▶ [Input material]:
•••

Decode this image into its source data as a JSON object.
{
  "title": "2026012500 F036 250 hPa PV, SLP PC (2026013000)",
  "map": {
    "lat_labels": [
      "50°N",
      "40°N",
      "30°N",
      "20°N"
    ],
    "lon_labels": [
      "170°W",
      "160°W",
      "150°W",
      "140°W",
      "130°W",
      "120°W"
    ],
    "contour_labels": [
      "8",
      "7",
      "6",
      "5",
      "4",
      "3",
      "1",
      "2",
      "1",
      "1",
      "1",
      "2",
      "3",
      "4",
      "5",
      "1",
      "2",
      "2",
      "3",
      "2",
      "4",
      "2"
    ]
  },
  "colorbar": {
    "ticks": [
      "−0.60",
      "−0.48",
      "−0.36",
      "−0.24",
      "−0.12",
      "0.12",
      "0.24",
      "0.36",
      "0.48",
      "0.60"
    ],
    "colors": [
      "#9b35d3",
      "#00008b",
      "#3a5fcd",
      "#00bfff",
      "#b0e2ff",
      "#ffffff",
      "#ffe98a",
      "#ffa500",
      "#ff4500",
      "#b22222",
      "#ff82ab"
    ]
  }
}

•••

▶ [Exercise objective]: Give a word-for-word copy of the records.

▶ [Task result]:
Decode this image into its source data as a JSON object.
{
  "title": "2026012500 F036 250 hPa PV, SLP PC (2026013000)",
  "map": {
    "lat_labels": [
      "50°N",
      "40°N",
      "30°N",
      "20°N"
    ],
    "lon_labels": [
      "170°W",
      "160°W",
      "150°W",
      "140°W",
      "130°W",
      "120°W"
    ],
    "contour_labels": [
      "8",
      "7",
      "6",
      "5",
      "4",
      "3",
      "1",
      "2",
      "1",
      "1",
      "1",
      "2",
      "3",
      "4",
      "5",
      "1",
      "2",
      "2",
      "3",
      "2",
      "4",
      "2"
    ]
  },
  "colorbar": {
    "ticks": [
      "−0.60",
      "−0.48",
      "−0.36",
      "−0.24",
      "−0.12",
      "0.12",
      "0.24",
      "0.36",
      "0.48",
      "0.60"
    ],
    "colors": [
      "#9b35d3",
      "#00008b",
      "#3a5fcd",
      "#00bfff",
      "#b0e2ff",
      "#ffffff",
      "#ffe98a",
      "#ffa500",
      "#ff4500",
      "#b22222",
      "#ff82ab"
    ]
  }
}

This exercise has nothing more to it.